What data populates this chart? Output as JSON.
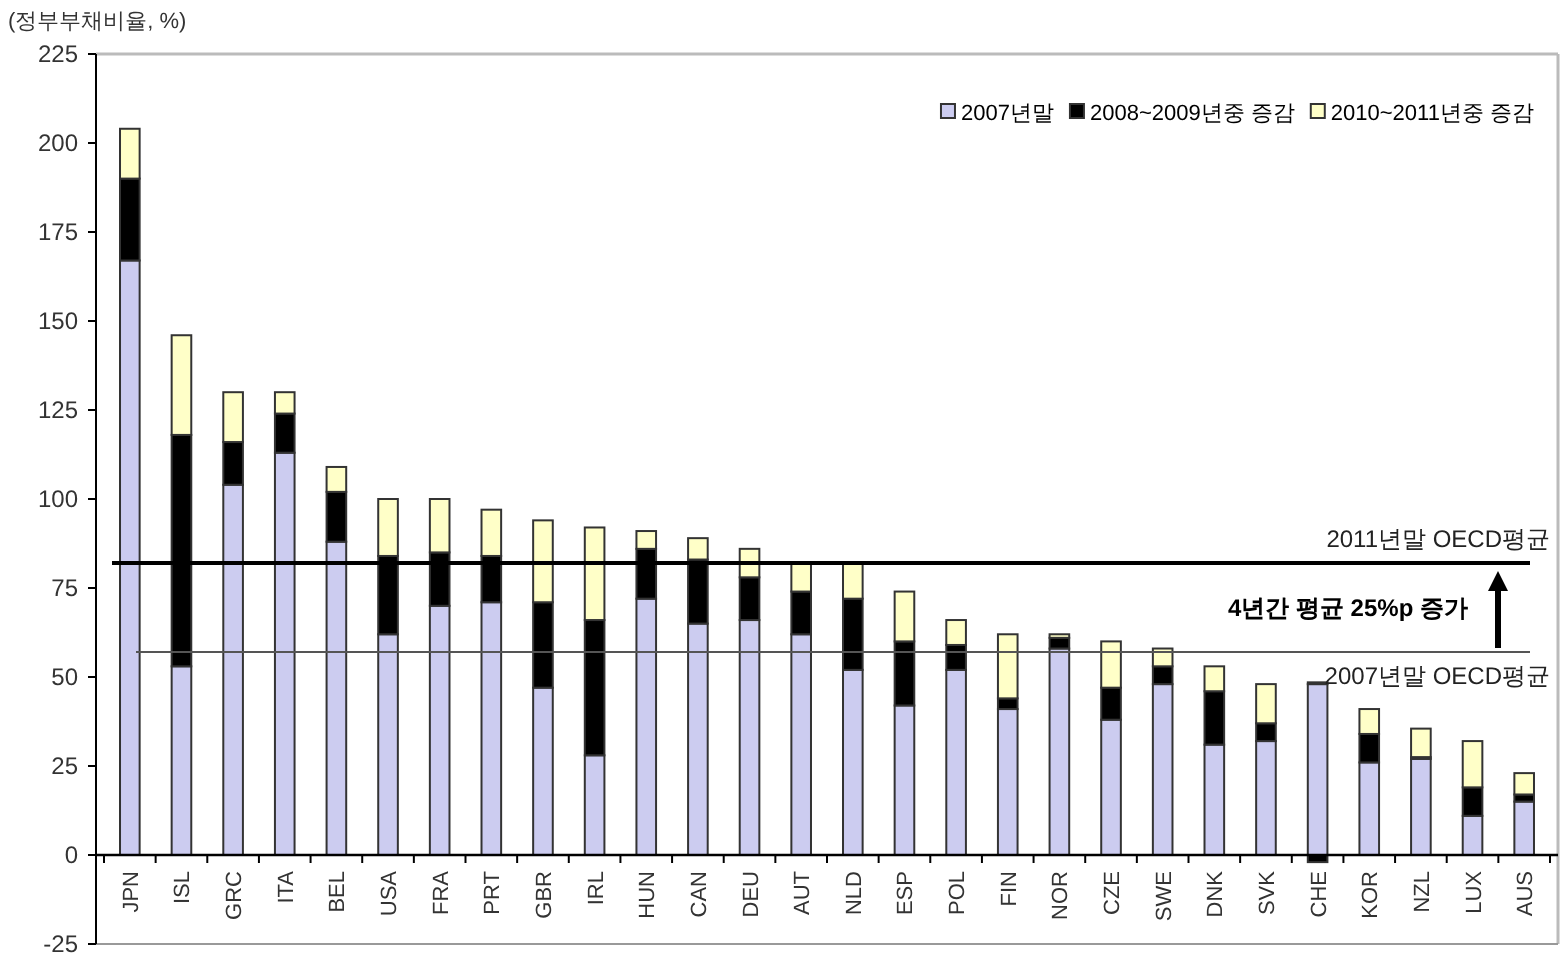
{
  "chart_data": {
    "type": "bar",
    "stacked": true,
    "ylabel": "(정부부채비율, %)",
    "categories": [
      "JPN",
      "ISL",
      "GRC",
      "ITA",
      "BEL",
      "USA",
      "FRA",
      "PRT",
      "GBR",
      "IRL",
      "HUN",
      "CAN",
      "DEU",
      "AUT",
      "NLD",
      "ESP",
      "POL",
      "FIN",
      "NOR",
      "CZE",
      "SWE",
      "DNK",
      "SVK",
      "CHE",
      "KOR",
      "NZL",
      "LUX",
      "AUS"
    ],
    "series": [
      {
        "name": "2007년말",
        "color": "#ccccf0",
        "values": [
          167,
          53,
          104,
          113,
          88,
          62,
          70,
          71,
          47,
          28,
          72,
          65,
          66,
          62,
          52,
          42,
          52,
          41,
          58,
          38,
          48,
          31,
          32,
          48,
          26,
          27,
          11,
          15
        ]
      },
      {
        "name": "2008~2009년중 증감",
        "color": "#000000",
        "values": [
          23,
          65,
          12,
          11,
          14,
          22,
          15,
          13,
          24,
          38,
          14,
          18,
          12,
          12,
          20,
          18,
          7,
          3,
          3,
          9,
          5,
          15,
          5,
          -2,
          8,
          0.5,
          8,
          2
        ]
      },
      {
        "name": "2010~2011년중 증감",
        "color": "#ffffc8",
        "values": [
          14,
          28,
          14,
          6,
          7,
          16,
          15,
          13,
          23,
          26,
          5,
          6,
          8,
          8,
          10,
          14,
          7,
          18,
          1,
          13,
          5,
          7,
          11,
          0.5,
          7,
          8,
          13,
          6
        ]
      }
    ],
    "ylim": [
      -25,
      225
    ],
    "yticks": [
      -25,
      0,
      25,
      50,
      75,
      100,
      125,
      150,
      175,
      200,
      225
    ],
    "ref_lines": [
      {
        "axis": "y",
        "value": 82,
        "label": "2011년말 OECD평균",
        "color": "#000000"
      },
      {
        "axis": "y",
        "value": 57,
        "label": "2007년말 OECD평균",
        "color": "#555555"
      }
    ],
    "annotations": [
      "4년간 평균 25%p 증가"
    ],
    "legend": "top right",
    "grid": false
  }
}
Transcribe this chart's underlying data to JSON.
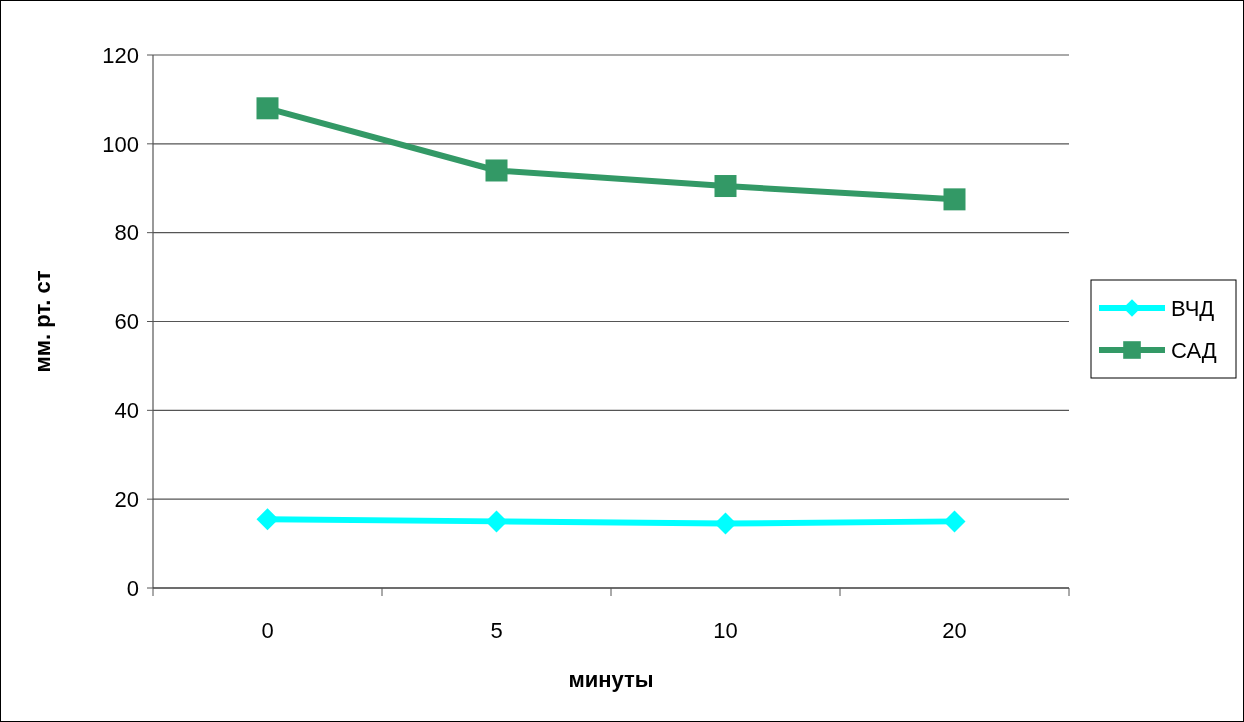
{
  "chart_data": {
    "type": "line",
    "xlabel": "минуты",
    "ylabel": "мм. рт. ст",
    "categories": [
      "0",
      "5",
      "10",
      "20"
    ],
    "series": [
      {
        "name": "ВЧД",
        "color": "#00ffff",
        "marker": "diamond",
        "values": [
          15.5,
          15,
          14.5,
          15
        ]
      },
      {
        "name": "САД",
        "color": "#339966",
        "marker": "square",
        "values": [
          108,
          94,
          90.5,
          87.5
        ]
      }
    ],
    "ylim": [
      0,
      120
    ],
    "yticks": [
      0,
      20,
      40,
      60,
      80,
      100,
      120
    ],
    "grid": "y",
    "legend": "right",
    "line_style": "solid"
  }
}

• _What this task involves_
Pictures in the records above are not copied; print everything else exactly.

• _Result for this task_
What data populates this chart? Output as JSON.
{
  "chart_data": {
    "type": "bar",
    "stacked": true,
    "ylabel": "(정부부채비율, %)",
    "categories": [
      "JPN",
      "ISL",
      "GRC",
      "ITA",
      "BEL",
      "USA",
      "FRA",
      "PRT",
      "GBR",
      "IRL",
      "HUN",
      "CAN",
      "DEU",
      "AUT",
      "NLD",
      "ESP",
      "POL",
      "FIN",
      "NOR",
      "CZE",
      "SWE",
      "DNK",
      "SVK",
      "CHE",
      "KOR",
      "NZL",
      "LUX",
      "AUS"
    ],
    "series": [
      {
        "name": "2007년말",
        "color": "#ccccf0",
        "values": [
          167,
          53,
          104,
          113,
          88,
          62,
          70,
          71,
          47,
          28,
          72,
          65,
          66,
          62,
          52,
          42,
          52,
          41,
          58,
          38,
          48,
          31,
          32,
          48,
          26,
          27,
          11,
          15
        ]
      },
      {
        "name": "2008~2009년중 증감",
        "color": "#000000",
        "values": [
          23,
          65,
          12,
          11,
          14,
          22,
          15,
          13,
          24,
          38,
          14,
          18,
          12,
          12,
          20,
          18,
          7,
          3,
          3,
          9,
          5,
          15,
          5,
          -2,
          8,
          0.5,
          8,
          2
        ]
      },
      {
        "name": "2010~2011년중 증감",
        "color": "#ffffc8",
        "values": [
          14,
          28,
          14,
          6,
          7,
          16,
          15,
          13,
          23,
          26,
          5,
          6,
          8,
          8,
          10,
          14,
          7,
          18,
          1,
          13,
          5,
          7,
          11,
          0.5,
          7,
          8,
          13,
          6
        ]
      }
    ],
    "ylim": [
      -25,
      225
    ],
    "yticks": [
      -25,
      0,
      25,
      50,
      75,
      100,
      125,
      150,
      175,
      200,
      225
    ],
    "ref_lines": [
      {
        "axis": "y",
        "value": 82,
        "label": "2011년말 OECD평균",
        "color": "#000000"
      },
      {
        "axis": "y",
        "value": 57,
        "label": "2007년말 OECD평균",
        "color": "#555555"
      }
    ],
    "annotations": [
      "4년간 평균 25%p 증가"
    ],
    "legend": "top right",
    "grid": false
  }
}
Transcribe this chart's underlying data to JSON.
{
  "chart_data": {
    "type": "line",
    "xlabel": "минуты",
    "ylabel": "мм. рт. ст",
    "categories": [
      "0",
      "5",
      "10",
      "20"
    ],
    "series": [
      {
        "name": "ВЧД",
        "color": "#00ffff",
        "marker": "diamond",
        "values": [
          15.5,
          15,
          14.5,
          15
        ]
      },
      {
        "name": "САД",
        "color": "#339966",
        "marker": "square",
        "values": [
          108,
          94,
          90.5,
          87.5
        ]
      }
    ],
    "ylim": [
      0,
      120
    ],
    "yticks": [
      0,
      20,
      40,
      60,
      80,
      100,
      120
    ],
    "grid": "y",
    "legend": "right",
    "line_style": "solid"
  }
}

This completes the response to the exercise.